__Exercise details__.
Wherever a line holds the word "MACD", copy that line out.

__Information provided__.

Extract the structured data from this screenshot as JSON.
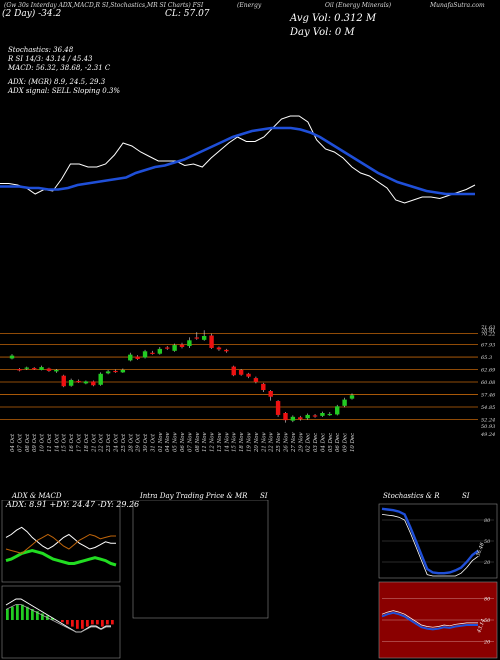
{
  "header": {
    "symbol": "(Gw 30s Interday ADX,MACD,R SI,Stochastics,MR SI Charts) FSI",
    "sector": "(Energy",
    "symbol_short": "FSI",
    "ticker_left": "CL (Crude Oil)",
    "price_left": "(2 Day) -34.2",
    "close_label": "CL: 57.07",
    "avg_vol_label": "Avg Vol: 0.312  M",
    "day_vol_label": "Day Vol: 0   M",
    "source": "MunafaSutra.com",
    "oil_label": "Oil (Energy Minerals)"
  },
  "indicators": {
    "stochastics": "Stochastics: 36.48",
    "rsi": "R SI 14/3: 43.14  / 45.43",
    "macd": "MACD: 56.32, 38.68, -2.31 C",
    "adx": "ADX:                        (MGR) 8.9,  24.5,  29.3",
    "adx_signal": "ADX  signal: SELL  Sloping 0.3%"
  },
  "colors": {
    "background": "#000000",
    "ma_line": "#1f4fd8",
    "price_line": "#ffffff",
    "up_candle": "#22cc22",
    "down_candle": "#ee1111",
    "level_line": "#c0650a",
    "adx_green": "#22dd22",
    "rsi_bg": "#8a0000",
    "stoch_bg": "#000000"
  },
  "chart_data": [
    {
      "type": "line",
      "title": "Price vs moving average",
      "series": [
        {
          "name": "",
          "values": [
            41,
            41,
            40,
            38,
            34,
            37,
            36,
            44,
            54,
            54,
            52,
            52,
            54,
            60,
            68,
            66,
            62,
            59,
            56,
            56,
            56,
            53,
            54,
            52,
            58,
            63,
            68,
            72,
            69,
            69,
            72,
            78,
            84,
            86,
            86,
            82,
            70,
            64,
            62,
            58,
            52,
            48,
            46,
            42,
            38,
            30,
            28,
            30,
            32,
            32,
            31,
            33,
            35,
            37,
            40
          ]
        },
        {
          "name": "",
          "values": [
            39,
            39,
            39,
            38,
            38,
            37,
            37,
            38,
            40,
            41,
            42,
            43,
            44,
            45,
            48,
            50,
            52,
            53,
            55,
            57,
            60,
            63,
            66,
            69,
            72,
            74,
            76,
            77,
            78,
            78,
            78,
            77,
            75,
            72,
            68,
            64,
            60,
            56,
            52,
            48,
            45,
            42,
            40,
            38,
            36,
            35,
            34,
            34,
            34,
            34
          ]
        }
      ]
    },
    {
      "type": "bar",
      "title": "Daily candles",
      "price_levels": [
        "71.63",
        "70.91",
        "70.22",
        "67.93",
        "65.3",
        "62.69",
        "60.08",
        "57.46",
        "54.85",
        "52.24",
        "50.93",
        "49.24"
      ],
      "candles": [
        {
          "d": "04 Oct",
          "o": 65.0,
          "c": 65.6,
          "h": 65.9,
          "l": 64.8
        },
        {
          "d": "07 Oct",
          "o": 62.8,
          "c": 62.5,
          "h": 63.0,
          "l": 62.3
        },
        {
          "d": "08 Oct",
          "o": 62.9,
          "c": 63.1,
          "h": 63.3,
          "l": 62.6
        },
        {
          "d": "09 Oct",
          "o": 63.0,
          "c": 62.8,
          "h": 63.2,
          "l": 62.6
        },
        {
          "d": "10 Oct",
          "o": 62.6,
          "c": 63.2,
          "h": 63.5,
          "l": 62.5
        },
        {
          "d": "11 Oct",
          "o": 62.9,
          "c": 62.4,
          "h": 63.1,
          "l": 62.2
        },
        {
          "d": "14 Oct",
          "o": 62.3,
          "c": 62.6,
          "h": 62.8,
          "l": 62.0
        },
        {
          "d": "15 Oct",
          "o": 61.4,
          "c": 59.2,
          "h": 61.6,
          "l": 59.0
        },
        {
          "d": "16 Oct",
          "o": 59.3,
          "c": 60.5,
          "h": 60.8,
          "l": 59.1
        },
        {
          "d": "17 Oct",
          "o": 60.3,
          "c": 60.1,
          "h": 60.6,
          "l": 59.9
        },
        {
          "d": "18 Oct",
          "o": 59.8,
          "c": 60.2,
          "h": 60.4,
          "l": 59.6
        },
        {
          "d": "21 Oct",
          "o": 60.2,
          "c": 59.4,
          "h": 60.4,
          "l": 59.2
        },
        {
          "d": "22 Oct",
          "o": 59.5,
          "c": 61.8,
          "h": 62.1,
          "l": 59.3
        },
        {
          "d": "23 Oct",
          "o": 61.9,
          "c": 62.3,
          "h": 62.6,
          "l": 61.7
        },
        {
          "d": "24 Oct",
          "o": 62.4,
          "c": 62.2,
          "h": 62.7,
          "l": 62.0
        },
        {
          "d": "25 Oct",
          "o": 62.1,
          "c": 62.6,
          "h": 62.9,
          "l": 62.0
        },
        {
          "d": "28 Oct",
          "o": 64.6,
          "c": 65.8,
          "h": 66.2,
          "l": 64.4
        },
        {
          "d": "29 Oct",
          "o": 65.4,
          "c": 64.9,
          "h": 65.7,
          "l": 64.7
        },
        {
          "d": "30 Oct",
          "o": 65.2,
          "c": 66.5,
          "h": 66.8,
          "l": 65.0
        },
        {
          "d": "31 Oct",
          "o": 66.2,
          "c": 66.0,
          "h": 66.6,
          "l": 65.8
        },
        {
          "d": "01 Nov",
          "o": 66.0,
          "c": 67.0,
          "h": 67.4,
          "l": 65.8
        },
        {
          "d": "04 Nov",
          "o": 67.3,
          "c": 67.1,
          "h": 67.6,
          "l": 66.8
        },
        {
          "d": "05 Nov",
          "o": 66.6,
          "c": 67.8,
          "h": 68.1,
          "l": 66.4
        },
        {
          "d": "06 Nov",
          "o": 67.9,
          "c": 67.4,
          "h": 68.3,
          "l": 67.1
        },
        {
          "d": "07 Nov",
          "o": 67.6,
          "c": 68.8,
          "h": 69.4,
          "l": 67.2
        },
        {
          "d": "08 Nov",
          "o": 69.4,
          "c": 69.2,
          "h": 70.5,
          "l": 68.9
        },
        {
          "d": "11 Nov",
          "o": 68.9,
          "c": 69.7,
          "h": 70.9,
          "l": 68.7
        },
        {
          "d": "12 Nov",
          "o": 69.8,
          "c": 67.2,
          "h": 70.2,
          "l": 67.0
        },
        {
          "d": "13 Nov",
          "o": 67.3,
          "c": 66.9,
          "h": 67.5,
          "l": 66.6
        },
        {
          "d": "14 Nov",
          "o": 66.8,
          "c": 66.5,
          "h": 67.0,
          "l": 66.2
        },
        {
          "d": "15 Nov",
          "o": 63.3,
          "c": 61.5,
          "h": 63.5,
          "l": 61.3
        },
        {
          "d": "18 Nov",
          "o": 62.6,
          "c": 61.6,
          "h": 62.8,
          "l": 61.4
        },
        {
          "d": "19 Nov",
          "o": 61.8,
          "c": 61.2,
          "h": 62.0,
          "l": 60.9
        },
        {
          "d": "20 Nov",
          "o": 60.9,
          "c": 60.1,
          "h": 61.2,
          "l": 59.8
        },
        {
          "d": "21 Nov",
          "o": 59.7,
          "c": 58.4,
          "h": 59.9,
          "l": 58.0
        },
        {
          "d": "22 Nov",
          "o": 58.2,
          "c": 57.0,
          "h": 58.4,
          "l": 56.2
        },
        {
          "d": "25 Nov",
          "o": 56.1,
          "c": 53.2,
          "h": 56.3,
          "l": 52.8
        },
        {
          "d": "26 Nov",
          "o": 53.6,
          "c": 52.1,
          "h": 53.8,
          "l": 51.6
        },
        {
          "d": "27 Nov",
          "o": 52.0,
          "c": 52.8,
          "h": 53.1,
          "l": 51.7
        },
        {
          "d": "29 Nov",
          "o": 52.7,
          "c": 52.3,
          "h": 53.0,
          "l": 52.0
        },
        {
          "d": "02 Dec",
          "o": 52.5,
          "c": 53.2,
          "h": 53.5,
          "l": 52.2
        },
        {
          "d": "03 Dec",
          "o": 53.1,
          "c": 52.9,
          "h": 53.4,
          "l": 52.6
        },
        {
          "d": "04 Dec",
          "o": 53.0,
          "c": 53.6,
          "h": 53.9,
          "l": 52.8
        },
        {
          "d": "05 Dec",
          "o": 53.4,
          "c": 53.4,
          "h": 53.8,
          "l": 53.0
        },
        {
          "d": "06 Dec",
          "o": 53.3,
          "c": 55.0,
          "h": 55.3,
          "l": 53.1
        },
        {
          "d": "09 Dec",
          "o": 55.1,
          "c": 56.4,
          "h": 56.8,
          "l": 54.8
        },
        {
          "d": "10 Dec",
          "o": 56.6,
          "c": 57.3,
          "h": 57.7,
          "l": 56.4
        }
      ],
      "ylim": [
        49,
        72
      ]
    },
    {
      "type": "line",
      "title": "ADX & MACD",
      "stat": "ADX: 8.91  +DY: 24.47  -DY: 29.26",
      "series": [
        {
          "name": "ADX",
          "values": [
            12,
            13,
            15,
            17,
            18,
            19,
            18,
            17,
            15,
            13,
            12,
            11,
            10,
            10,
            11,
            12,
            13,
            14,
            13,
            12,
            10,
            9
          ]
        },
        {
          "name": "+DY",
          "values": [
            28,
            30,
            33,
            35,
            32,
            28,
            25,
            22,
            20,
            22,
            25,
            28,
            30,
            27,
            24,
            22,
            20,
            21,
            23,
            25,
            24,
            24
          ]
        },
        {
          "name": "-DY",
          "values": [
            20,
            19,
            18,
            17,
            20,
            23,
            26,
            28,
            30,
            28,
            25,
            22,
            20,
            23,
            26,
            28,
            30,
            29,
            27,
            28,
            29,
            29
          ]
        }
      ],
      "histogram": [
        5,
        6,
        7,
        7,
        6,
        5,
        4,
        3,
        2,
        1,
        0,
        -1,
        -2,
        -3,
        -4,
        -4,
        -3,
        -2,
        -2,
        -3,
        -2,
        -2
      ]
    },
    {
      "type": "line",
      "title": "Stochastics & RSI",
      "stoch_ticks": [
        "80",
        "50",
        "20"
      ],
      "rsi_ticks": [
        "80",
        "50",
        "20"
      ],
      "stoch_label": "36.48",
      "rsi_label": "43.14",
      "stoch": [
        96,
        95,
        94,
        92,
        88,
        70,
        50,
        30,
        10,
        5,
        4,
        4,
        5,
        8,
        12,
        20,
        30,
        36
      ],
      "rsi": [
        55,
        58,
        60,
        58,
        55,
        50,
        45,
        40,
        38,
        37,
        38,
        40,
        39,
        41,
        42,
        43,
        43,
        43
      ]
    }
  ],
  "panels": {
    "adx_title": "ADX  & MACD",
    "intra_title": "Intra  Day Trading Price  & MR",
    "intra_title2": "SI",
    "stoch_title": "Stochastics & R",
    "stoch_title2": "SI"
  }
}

__Written reply__.
    "symbol": "(Gw 30s Interday ADX,MACD,R SI,Stochastics,MR SI Charts) FSI",
    "macd": "MACD: 56.32, 38.68, -2.31 C",
      "title": "ADX & MACD",
    "adx_title": "ADX  & MACD",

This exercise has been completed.